(Goal):
Quote all entries exactly, leaving pictures aside.

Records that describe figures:

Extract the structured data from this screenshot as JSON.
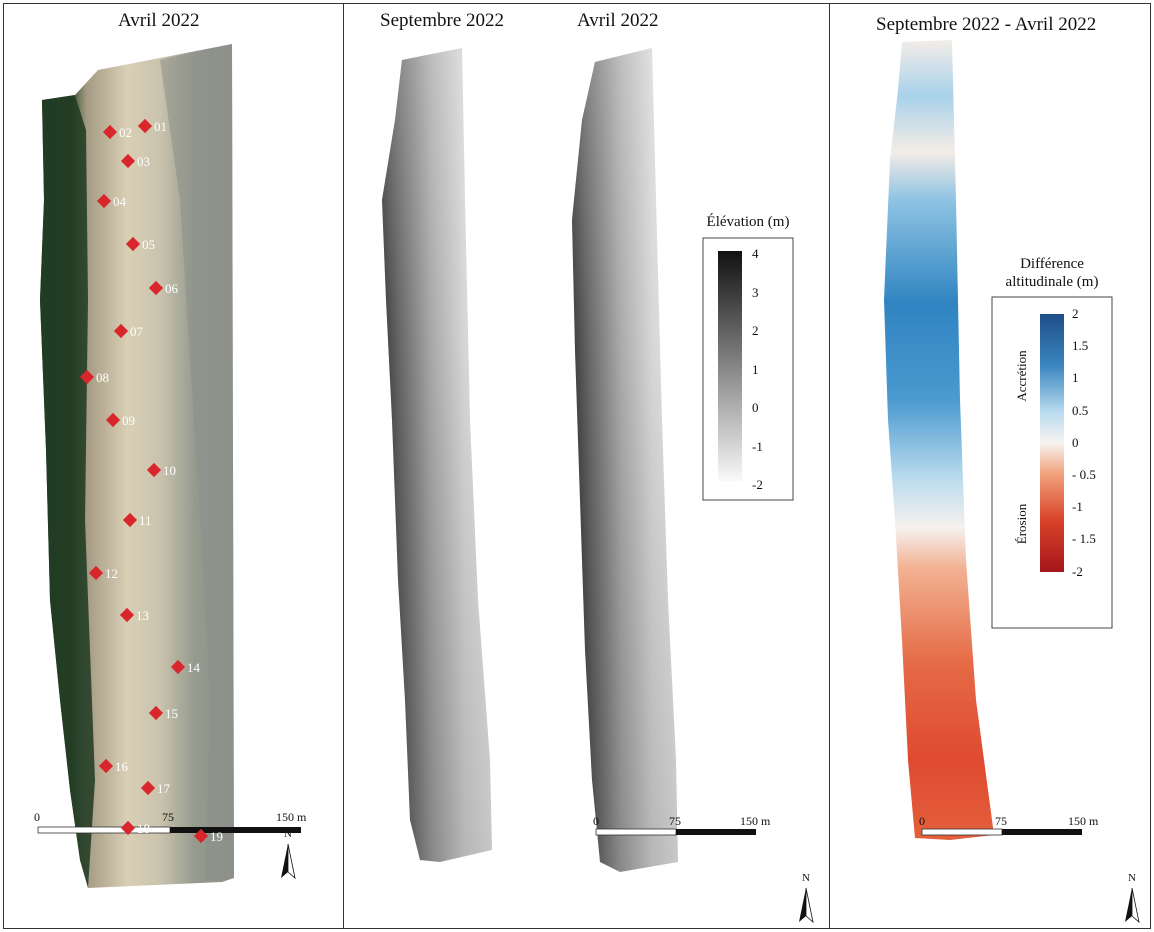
{
  "panels": {
    "p1_title": "Avril 2022",
    "p2_title_a": "Septembre 2022",
    "p2_title_b": "Avril 2022",
    "p3_title": "Septembre 2022 - Avril 2022"
  },
  "markers": [
    {
      "label": "01"
    },
    {
      "label": "02"
    },
    {
      "label": "03"
    },
    {
      "label": "04"
    },
    {
      "label": "05"
    },
    {
      "label": "06"
    },
    {
      "label": "07"
    },
    {
      "label": "08"
    },
    {
      "label": "09"
    },
    {
      "label": "10"
    },
    {
      "label": "11"
    },
    {
      "label": "12"
    },
    {
      "label": "13"
    },
    {
      "label": "14"
    },
    {
      "label": "15"
    },
    {
      "label": "16"
    },
    {
      "label": "17"
    },
    {
      "label": "18"
    },
    {
      "label": "19"
    }
  ],
  "marker_color": "#d9262c",
  "elevation_legend": {
    "title": "Élévation (m)",
    "ticks": [
      "4",
      "3",
      "2",
      "1",
      "0",
      "-1",
      "-2"
    ]
  },
  "difference_legend": {
    "title_line1": "Différence",
    "title_line2": "altitudinale (m)",
    "ticks": [
      "2",
      "1.5",
      "1",
      "0.5",
      "0",
      "- 0.5",
      "-1",
      "- 1.5",
      "-2"
    ],
    "accretion_label": "Accrétion",
    "erosion_label": "Érosion",
    "colors": [
      "#1f4e87",
      "#4a90c4",
      "#b9dbef",
      "#f7f3f0",
      "#f1a27c",
      "#d9432a",
      "#a5161b"
    ]
  },
  "scalebar": {
    "labels": [
      "0",
      "75",
      "150 m"
    ]
  },
  "north_label": "N"
}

(Exercise solution):
Extract the structured data from this screenshot as JSON.
{
  "panels": {
    "p1_title": "Avril 2022",
    "p2_title_a": "Septembre 2022",
    "p2_title_b": "Avril 2022",
    "p3_title": "Septembre 2022 - Avril 2022"
  },
  "markers": [
    {
      "label": "01"
    },
    {
      "label": "02"
    },
    {
      "label": "03"
    },
    {
      "label": "04"
    },
    {
      "label": "05"
    },
    {
      "label": "06"
    },
    {
      "label": "07"
    },
    {
      "label": "08"
    },
    {
      "label": "09"
    },
    {
      "label": "10"
    },
    {
      "label": "11"
    },
    {
      "label": "12"
    },
    {
      "label": "13"
    },
    {
      "label": "14"
    },
    {
      "label": "15"
    },
    {
      "label": "16"
    },
    {
      "label": "17"
    },
    {
      "label": "18"
    },
    {
      "label": "19"
    }
  ],
  "marker_color": "#d9262c",
  "elevation_legend": {
    "title": "Élévation (m)",
    "ticks": [
      "4",
      "3",
      "2",
      "1",
      "0",
      "-1",
      "-2"
    ]
  },
  "difference_legend": {
    "title_line1": "Différence",
    "title_line2": "altitudinale (m)",
    "ticks": [
      "2",
      "1.5",
      "1",
      "0.5",
      "0",
      "- 0.5",
      "-1",
      "- 1.5",
      "-2"
    ],
    "accretion_label": "Accrétion",
    "erosion_label": "Érosion",
    "colors": [
      "#1f4e87",
      "#4a90c4",
      "#b9dbef",
      "#f7f3f0",
      "#f1a27c",
      "#d9432a",
      "#a5161b"
    ]
  },
  "scalebar": {
    "labels": [
      "0",
      "75",
      "150 m"
    ]
  },
  "north_label": "N"
}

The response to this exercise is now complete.